* [Exercise] Your task is to locate every line holding the string "tenía" and to copy each of them.

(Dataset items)

━━━

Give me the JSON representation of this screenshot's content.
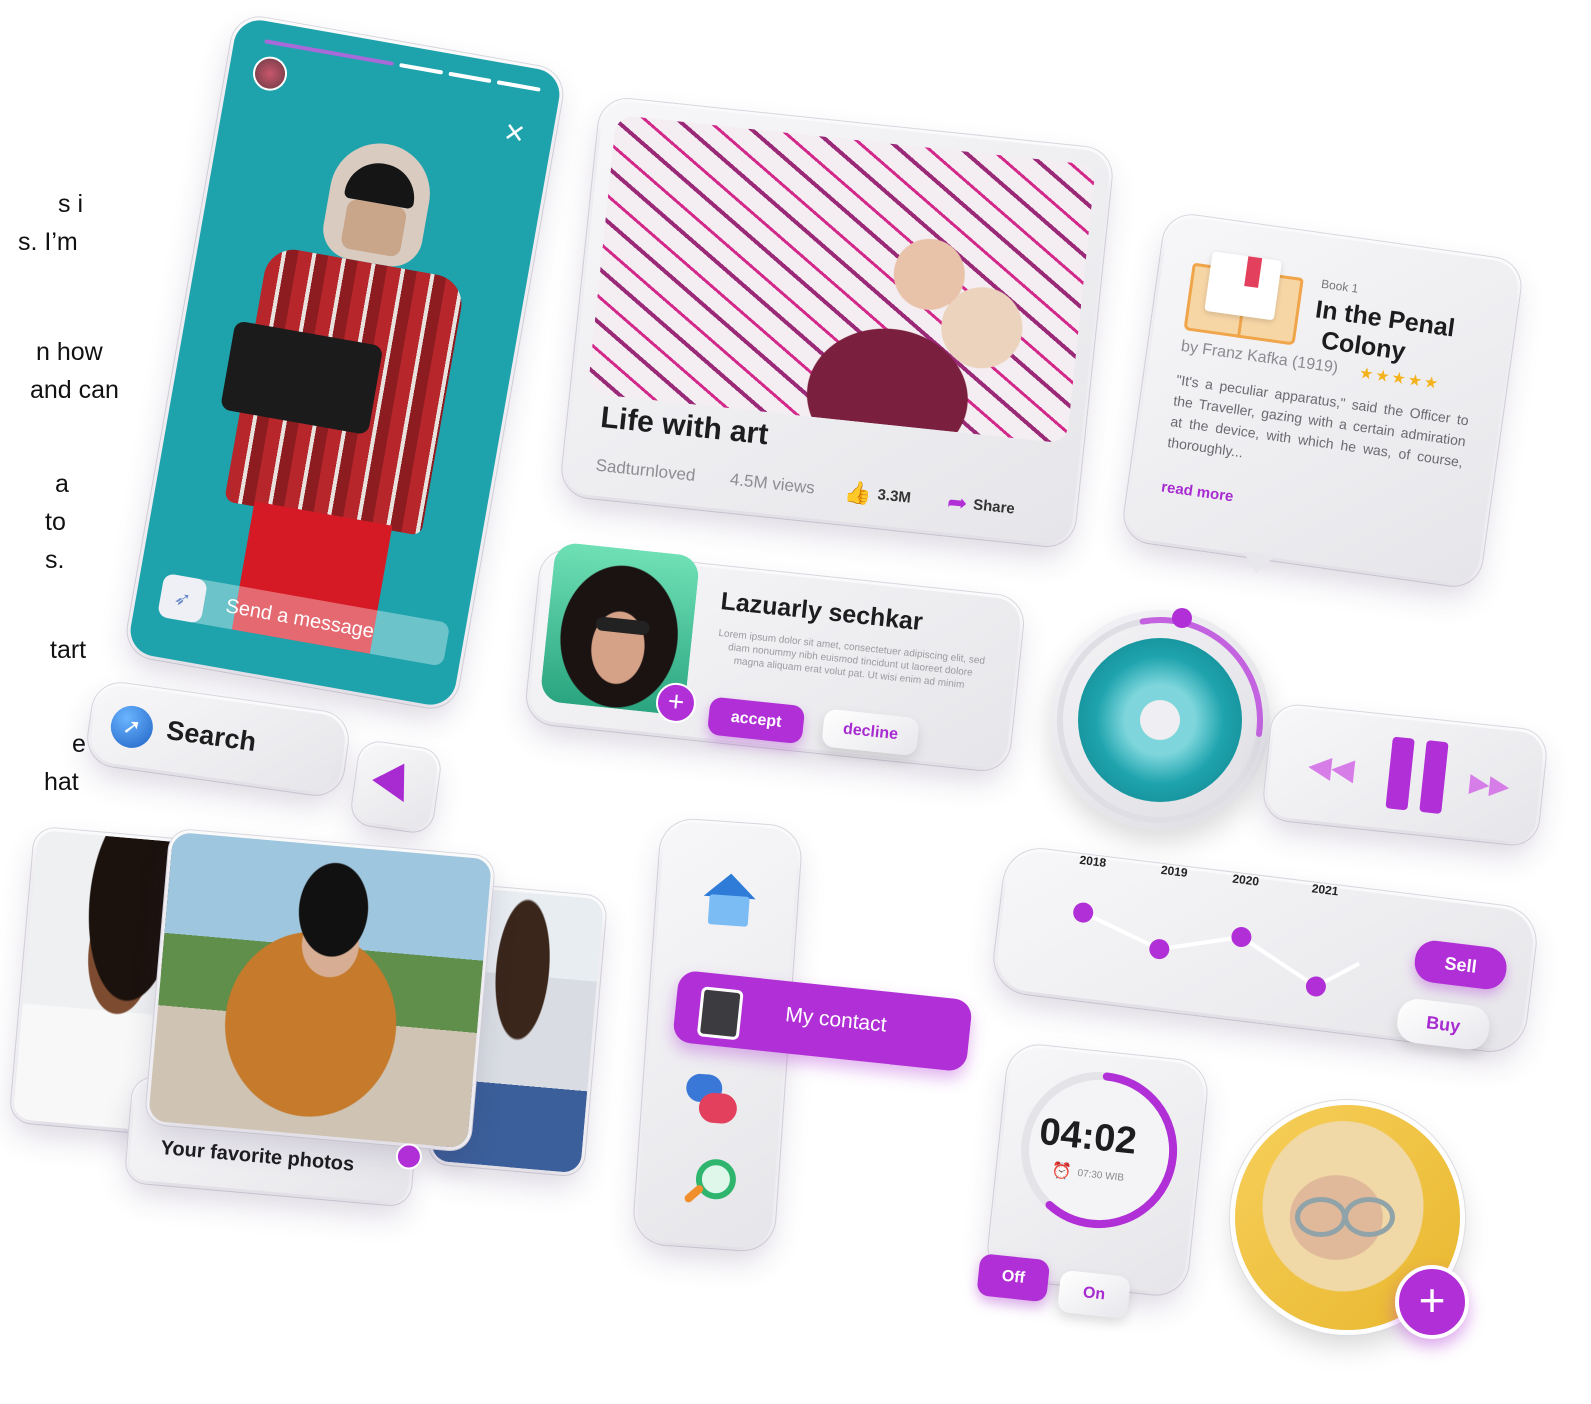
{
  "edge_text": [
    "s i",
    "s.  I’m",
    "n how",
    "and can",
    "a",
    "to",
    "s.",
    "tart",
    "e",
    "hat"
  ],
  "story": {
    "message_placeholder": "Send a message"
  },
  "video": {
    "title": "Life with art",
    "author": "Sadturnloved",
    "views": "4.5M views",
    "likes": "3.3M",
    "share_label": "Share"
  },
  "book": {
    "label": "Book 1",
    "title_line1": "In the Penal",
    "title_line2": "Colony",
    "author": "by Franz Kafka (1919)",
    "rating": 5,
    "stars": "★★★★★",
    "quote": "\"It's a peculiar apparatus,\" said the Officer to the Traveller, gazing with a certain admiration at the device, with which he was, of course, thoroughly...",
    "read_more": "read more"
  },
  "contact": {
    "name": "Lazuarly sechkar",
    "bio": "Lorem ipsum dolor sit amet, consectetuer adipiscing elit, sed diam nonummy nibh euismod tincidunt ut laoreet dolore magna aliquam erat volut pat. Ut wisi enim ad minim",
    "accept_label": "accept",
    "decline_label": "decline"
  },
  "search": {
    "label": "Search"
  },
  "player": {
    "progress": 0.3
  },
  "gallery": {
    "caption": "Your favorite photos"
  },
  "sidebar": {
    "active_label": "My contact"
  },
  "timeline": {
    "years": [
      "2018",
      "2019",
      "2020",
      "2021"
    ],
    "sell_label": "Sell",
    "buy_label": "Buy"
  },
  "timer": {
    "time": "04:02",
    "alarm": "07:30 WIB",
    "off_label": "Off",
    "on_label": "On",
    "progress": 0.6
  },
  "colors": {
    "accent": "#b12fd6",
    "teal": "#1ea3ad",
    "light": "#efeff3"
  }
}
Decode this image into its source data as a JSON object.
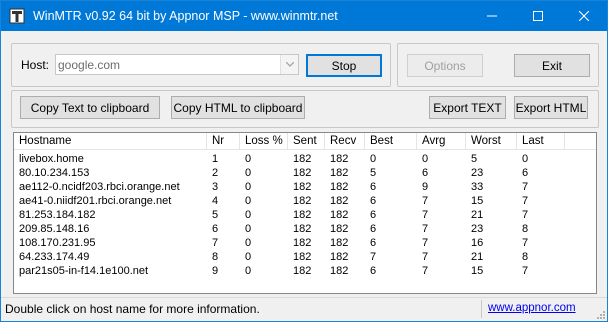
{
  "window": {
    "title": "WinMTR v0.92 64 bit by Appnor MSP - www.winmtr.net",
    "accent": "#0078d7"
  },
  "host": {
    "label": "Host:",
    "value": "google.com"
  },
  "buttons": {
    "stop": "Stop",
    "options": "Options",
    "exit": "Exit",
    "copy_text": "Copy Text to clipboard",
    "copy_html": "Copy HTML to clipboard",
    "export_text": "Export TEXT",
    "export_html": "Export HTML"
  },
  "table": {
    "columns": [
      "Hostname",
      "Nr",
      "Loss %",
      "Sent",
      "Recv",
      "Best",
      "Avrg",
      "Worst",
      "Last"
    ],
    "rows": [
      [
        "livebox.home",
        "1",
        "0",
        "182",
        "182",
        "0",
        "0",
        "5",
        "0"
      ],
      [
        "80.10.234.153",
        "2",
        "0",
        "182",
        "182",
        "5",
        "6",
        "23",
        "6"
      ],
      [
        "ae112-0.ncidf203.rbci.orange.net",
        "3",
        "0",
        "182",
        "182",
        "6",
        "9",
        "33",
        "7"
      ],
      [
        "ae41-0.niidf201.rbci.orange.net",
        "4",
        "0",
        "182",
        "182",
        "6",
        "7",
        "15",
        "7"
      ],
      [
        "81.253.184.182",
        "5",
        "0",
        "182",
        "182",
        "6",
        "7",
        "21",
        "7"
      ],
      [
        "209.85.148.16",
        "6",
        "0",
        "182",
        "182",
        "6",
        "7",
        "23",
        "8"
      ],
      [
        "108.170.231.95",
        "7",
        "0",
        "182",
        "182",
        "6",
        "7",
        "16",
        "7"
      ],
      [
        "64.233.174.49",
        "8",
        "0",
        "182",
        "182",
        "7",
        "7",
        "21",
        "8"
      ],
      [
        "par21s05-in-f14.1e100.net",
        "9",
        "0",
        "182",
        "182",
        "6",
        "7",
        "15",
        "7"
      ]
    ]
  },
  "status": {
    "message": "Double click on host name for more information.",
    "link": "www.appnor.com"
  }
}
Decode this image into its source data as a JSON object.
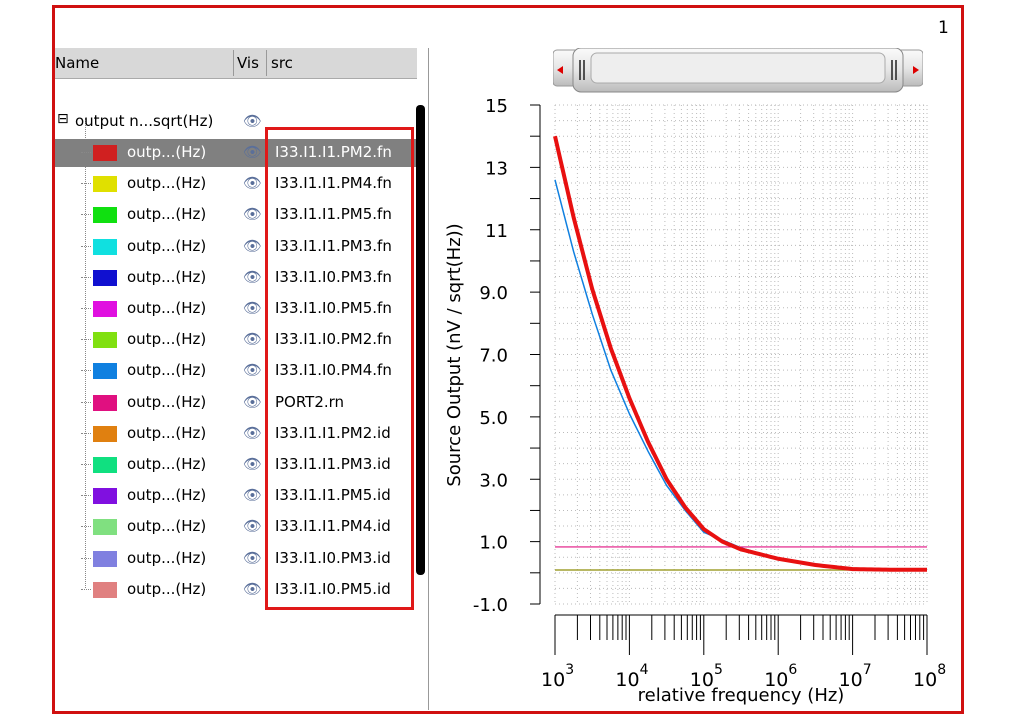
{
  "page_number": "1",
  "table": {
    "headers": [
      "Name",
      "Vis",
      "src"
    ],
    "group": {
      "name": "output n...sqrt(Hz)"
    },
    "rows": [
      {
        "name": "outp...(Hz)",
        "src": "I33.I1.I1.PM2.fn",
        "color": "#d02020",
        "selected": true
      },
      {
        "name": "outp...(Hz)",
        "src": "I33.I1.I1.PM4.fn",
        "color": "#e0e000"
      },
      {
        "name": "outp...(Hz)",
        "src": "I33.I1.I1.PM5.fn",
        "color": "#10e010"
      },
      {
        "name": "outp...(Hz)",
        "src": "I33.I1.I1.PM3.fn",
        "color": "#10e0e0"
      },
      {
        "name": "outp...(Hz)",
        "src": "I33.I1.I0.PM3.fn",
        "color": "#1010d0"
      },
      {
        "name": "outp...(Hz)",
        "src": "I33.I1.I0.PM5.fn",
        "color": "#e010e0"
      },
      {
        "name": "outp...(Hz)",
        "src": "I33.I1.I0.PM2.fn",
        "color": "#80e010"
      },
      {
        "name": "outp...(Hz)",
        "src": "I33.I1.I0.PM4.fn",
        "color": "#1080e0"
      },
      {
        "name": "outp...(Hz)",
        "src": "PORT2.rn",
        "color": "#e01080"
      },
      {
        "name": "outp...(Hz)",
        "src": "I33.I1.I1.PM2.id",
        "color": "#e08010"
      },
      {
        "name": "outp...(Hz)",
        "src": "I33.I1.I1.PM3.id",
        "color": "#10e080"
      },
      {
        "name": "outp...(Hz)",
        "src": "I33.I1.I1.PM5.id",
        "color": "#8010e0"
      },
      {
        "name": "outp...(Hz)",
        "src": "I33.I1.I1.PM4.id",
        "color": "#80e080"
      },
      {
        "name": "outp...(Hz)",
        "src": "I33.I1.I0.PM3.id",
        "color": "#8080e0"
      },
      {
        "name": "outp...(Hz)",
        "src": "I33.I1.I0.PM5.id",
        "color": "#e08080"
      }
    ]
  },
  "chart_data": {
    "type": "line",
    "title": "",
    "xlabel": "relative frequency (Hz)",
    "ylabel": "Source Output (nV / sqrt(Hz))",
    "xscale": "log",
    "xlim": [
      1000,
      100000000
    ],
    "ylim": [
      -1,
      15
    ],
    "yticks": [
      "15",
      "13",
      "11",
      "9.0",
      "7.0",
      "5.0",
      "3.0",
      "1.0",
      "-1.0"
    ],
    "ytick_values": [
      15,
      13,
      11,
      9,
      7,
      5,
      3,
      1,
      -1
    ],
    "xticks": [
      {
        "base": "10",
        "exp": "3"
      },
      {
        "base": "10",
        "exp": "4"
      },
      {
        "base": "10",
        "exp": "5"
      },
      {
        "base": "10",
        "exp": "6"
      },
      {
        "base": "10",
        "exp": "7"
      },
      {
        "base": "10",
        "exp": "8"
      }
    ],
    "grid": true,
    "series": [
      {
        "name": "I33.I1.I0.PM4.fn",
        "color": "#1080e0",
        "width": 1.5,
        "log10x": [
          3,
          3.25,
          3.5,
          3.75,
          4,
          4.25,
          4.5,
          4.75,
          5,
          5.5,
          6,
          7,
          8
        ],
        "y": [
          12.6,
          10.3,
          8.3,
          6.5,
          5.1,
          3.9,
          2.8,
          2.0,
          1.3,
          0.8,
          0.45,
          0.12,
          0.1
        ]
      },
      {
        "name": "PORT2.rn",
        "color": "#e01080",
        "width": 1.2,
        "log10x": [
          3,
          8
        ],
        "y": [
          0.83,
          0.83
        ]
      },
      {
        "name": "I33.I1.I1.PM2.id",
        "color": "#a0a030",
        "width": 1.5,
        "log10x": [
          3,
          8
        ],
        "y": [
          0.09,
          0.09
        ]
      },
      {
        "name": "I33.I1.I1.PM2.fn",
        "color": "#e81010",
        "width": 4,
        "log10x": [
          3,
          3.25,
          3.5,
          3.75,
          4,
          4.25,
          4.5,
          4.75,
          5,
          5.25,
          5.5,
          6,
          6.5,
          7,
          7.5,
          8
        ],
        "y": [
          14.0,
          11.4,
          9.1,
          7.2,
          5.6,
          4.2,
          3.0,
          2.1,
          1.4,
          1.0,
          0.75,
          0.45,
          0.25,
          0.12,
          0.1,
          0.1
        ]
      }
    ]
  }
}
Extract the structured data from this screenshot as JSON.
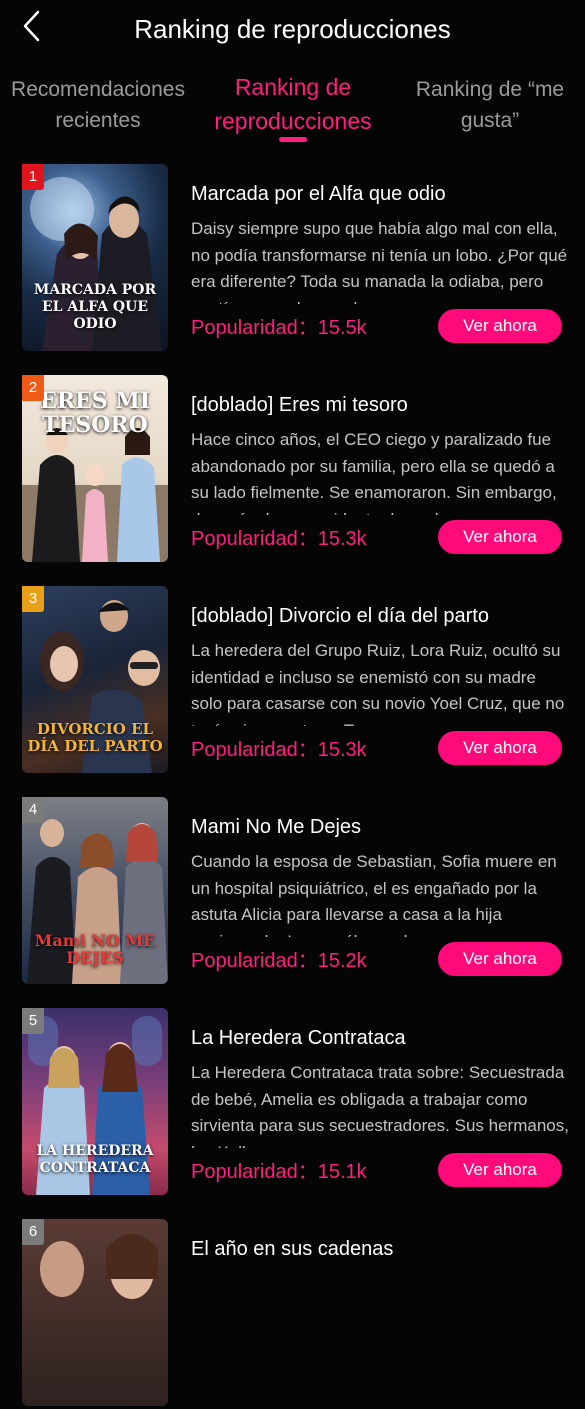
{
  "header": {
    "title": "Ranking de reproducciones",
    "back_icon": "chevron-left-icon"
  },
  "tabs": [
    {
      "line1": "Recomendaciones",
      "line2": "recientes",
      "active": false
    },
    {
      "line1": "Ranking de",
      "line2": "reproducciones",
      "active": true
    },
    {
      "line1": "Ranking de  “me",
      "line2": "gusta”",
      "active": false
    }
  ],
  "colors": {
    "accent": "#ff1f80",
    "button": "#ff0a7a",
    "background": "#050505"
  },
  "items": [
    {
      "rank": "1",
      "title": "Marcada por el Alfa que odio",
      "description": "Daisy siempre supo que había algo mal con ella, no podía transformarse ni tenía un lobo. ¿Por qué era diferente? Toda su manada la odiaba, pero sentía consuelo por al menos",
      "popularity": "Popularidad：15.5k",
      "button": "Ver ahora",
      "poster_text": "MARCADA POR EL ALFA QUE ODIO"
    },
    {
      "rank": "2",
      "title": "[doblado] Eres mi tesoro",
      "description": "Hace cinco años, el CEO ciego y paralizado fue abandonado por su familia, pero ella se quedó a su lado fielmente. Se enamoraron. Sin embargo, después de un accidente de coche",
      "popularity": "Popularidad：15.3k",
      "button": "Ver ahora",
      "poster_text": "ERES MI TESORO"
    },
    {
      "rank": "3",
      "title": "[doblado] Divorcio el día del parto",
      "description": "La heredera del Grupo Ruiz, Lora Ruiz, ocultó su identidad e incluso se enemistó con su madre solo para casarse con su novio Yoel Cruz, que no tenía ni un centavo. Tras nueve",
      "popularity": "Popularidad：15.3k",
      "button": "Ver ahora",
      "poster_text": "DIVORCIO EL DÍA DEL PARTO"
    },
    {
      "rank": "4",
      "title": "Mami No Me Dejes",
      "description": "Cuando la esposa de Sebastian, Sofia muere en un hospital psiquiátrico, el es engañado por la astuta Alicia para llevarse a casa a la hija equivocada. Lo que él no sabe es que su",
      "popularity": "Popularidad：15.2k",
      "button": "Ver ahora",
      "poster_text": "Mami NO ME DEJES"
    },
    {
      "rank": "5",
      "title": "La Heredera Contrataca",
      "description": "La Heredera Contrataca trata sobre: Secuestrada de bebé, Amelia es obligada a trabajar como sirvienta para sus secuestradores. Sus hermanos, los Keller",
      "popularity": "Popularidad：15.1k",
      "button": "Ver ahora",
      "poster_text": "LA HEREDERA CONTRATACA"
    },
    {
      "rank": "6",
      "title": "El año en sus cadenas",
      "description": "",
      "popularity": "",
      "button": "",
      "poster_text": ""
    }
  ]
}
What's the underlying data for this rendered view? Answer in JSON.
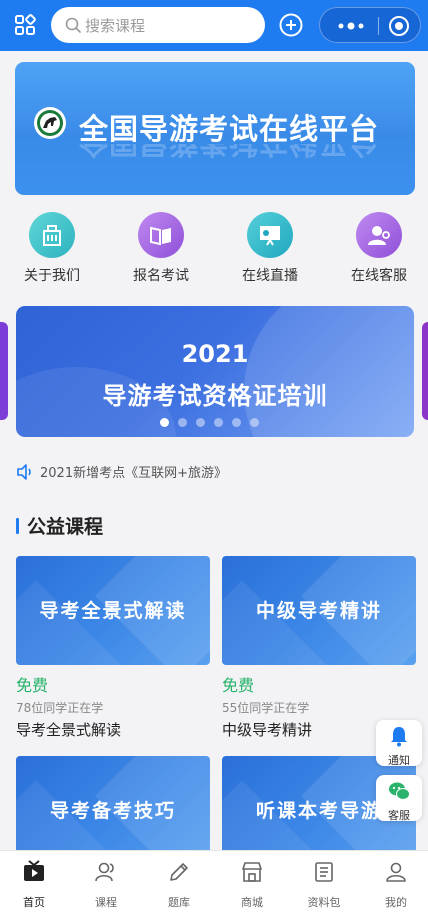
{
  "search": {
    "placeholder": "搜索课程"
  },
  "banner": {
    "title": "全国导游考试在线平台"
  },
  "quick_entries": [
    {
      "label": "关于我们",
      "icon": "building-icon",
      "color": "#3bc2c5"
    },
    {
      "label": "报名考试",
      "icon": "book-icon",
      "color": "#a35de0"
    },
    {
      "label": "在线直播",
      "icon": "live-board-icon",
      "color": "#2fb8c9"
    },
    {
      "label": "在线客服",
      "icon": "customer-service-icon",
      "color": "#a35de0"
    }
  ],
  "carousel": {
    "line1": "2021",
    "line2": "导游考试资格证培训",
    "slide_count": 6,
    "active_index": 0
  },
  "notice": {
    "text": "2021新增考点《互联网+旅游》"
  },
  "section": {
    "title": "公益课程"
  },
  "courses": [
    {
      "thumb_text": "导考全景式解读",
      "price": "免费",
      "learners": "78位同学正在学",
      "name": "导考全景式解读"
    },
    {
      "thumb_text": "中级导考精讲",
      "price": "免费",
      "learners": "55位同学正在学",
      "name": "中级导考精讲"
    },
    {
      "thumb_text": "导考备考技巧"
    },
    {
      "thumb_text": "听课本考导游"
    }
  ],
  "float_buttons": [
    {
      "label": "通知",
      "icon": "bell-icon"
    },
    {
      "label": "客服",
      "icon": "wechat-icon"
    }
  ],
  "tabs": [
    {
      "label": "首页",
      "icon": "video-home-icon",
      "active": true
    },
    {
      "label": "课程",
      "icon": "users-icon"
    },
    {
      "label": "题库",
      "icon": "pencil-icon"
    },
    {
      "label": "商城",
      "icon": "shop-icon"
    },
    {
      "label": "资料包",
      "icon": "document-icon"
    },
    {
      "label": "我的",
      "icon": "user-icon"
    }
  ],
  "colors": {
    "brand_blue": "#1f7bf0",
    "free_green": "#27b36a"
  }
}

━━━

* [Solution for this problem]
      "description": "Daisy siempre supo que había algo mal con ella, no podía transformarse ni tenía un lobo. ¿Por qué era diferente? Toda su manada la odiaba, pero sentía consuelo por al menos",
      "description": "La heredera del Grupo Ruiz, Lora Ruiz, ocultó su identidad e incluso se enemistó con su madre solo para casarse con su novio Yoel Cruz, que no tenía ni un centavo. Tras nueve",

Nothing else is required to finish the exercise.